RECORDS FOR PROCESSING:
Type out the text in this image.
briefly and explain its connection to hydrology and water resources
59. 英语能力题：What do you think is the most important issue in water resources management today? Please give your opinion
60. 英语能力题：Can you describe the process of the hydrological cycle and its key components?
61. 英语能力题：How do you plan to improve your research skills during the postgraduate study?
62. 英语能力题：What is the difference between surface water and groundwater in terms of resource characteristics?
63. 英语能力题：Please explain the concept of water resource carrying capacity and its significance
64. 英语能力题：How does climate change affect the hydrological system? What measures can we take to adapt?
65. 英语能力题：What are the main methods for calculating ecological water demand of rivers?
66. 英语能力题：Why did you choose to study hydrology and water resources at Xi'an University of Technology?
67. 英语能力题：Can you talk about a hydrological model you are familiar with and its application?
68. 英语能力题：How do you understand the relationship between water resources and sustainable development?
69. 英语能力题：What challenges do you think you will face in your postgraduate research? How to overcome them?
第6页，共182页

OBJECTIVE: Scan the records above for the string "resources", then select every line that holds it.

WRITTEN RESPONSE:
briefly and explain its connection to hydrology and water resources
59. 英语能力题：What do you think is the most important issue in water resources management today? Please give your opinion
66. 英语能力题：Why did you choose to study hydrology and water resources at Xi'an University of Technology?
68. 英语能力题：How do you understand the relationship between water resources and sustainable development?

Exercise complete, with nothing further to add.